Written task:
Carry on the passage about the Wright system of counting votes, starting after its final sentence.

Text provided:
The Wright system distributes only primary votes and surplus distributions in a single iteration. If all position are not filled in a single iteration then the candidate with the lest number of votes is excluded from the count and the count is reset and restarted and preferences votes reallocated as if that candidate had not stood.

The quota is recalcualted following the re-distribution of the primary vote. Any candidates that have a surplus of votes their surplus is redistributed proportionally to the value of the surplus and the value of each ballot paper, using what is referred to as the "weighted inclusive gregory transfer method"- makes some people feel good to use such titles)

The surplus vote is weighted and distributed based on the value of the vote not the number of ballot papers (As is the case in the Senate and Victorian Upper house counts).

The process of iteration continues for each exclusion until all vacant positions are filled.

This process outline in the Wright system removes the flaws and distortion that has unnecessarily been built into the Australain voting system over the years.

Listed entries:
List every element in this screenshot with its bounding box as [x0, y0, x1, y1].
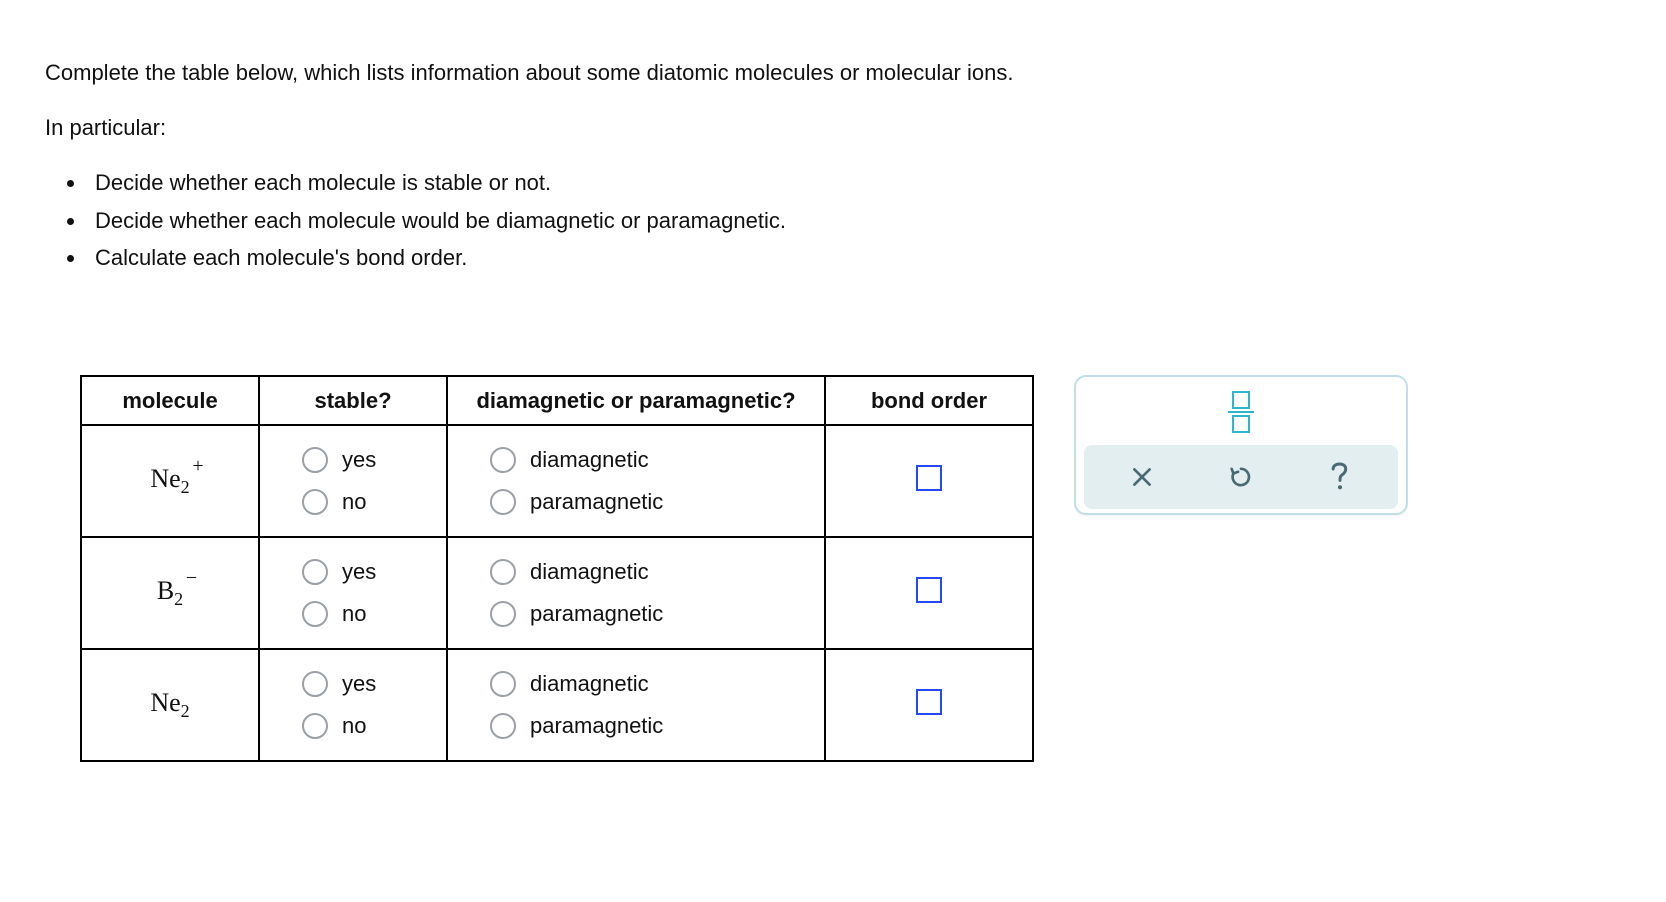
diamagnetic-option[interactable]: diamagnetic [490, 447, 649, 473]
tool-panel-bottom [1084, 445, 1398, 509]
radio-icon [490, 489, 516, 515]
prompt-bullets: Decide whether each molecule is stable o… [87, 165, 1621, 275]
content-row: molecule stable? diamagnetic or paramagn… [45, 375, 1621, 763]
radio-icon [490, 713, 516, 739]
option-label: no [342, 713, 366, 739]
option-label: paramagnetic [530, 713, 663, 739]
fraction-icon [1228, 411, 1254, 413]
molecule-subscript: 2 [181, 478, 190, 498]
col-header-molecule: molecule [81, 376, 259, 426]
prompt-bullet: Decide whether each molecule is stable o… [87, 165, 1621, 200]
stable-no-option[interactable]: no [302, 601, 366, 627]
radio-icon [302, 559, 328, 585]
stable-cell: yes no [259, 649, 447, 761]
col-header-stable: stable? [259, 376, 447, 426]
paramagnetic-option[interactable]: paramagnetic [490, 601, 663, 627]
answer-table: molecule stable? diamagnetic or paramagn… [80, 375, 1034, 763]
fraction-tool-button[interactable] [1094, 391, 1388, 433]
tool-panel-top [1076, 377, 1406, 441]
table-row: Ne2 + yes no [81, 425, 1033, 537]
option-label: paramagnetic [530, 601, 663, 627]
stable-yes-option[interactable]: yes [302, 447, 376, 473]
undo-icon [1227, 463, 1255, 491]
bond-order-input[interactable] [916, 577, 942, 603]
molecule-cell: Ne2 [81, 649, 259, 761]
bond-order-cell [825, 537, 1033, 649]
molecule-cell: B2 − [81, 537, 259, 649]
table-row: Ne2 yes no [81, 649, 1033, 761]
molecule-cell: Ne2 + [81, 425, 259, 537]
paramagnetic-option[interactable]: paramagnetic [490, 713, 663, 739]
col-header-magnetism: diamagnetic or paramagnetic? [447, 376, 825, 426]
molecule-formula: B2 − [157, 578, 183, 608]
radio-icon [490, 559, 516, 585]
radio-icon [490, 671, 516, 697]
radio-icon [490, 447, 516, 473]
molecule-subscript: 2 [174, 590, 183, 610]
stable-yes-option[interactable]: yes [302, 671, 376, 697]
diamagnetic-option[interactable]: diamagnetic [490, 559, 649, 585]
radio-icon [302, 489, 328, 515]
molecule-charge: + [192, 456, 203, 476]
bond-order-input[interactable] [916, 689, 942, 715]
radio-icon [302, 447, 328, 473]
radio-icon [302, 713, 328, 739]
table-row: B2 − yes no [81, 537, 1033, 649]
prompt-bullet: Calculate each molecule's bond order. [87, 240, 1621, 275]
diamagnetic-option[interactable]: diamagnetic [490, 671, 649, 697]
help-icon [1326, 461, 1354, 493]
option-label: yes [342, 559, 376, 585]
molecule-symbol: Ne [150, 690, 180, 716]
stable-cell: yes no [259, 425, 447, 537]
molecule-symbol: Ne [150, 466, 180, 492]
magnetism-cell: diamagnetic paramagnetic [447, 537, 825, 649]
bond-order-input[interactable] [916, 465, 942, 491]
radio-icon [302, 601, 328, 627]
molecule-symbol: B [157, 578, 174, 604]
option-label: no [342, 601, 366, 627]
prompt-in-particular: In particular: [45, 110, 1621, 145]
magnetism-cell: diamagnetic paramagnetic [447, 425, 825, 537]
undo-button[interactable] [1211, 455, 1271, 499]
fraction-icon [1232, 391, 1250, 409]
help-button[interactable] [1310, 455, 1370, 499]
bond-order-cell [825, 425, 1033, 537]
stable-cell: yes no [259, 537, 447, 649]
prompt-bullet: Decide whether each molecule would be di… [87, 203, 1621, 238]
molecule-formula: Ne2 [150, 690, 189, 720]
prompt-block: Complete the table below, which lists in… [45, 55, 1621, 275]
radio-icon [490, 601, 516, 627]
col-header-bond-order: bond order [825, 376, 1033, 426]
option-label: yes [342, 447, 376, 473]
magnetism-cell: diamagnetic paramagnetic [447, 649, 825, 761]
option-label: yes [342, 671, 376, 697]
tool-panel [1074, 375, 1408, 515]
option-label: paramagnetic [530, 489, 663, 515]
option-label: diamagnetic [530, 447, 649, 473]
molecule-subscript: 2 [181, 702, 190, 722]
option-label: diamagnetic [530, 671, 649, 697]
paramagnetic-option[interactable]: paramagnetic [490, 489, 663, 515]
option-label: diamagnetic [530, 559, 649, 585]
molecule-charge: − [186, 568, 197, 588]
close-icon [1129, 464, 1155, 490]
stable-no-option[interactable]: no [302, 489, 366, 515]
bond-order-cell [825, 649, 1033, 761]
question-page: Complete the table below, which lists in… [0, 0, 1666, 762]
clear-button[interactable] [1112, 455, 1172, 499]
prompt-intro: Complete the table below, which lists in… [45, 55, 1621, 90]
stable-yes-option[interactable]: yes [302, 559, 376, 585]
fraction-icon [1232, 415, 1250, 433]
option-label: no [342, 489, 366, 515]
molecule-formula: Ne2 + [150, 466, 189, 496]
radio-icon [302, 671, 328, 697]
table-header-row: molecule stable? diamagnetic or paramagn… [81, 376, 1033, 426]
stable-no-option[interactable]: no [302, 713, 366, 739]
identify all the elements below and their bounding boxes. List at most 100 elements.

Reply:
It does make a difference.

In the 2010 NSW Senate election the LNP group ticket vote increased in value disproportionately by over 14,000 votes as a result of the flaw in the way the Surplus Transfer value is calculated

In 2007 Victorian Senate count the LNP group vote increased in value by over 7,000 votes which could have resulted in the ALPs David Feeney losing out to the Greens who received the bonus 7.000 votes at the expense of One Nation. Family First and the DLP, all who did not support the Greens candidature.

In 2007 Queensland Senate Election Larissa Waters was not elected to office because of the method of segmentation. If you recount the 2007 QLD senate vote excluding all candidates but the last seven standing (3 ALP, 3 LNP and 1 Grn) Larissa Waters whould have been elected.

This of course suits the main parties who are sometimes the benefactor of the flawed counting sytem but it comes at the cost of devaluing  minor party votes.

If we counted money and allocated dividends, as we count Senate votes, our monetary system would collapse overnight. We argue in court about single member states that are won or lost by less then 10 votes but we blissfully ignore the upper-house system which can be lost by a distortion in the count that represents thousands of votes. A distortion that should not exist and that we must correct.

A fair, accurate voting system is not too much to ask for is it?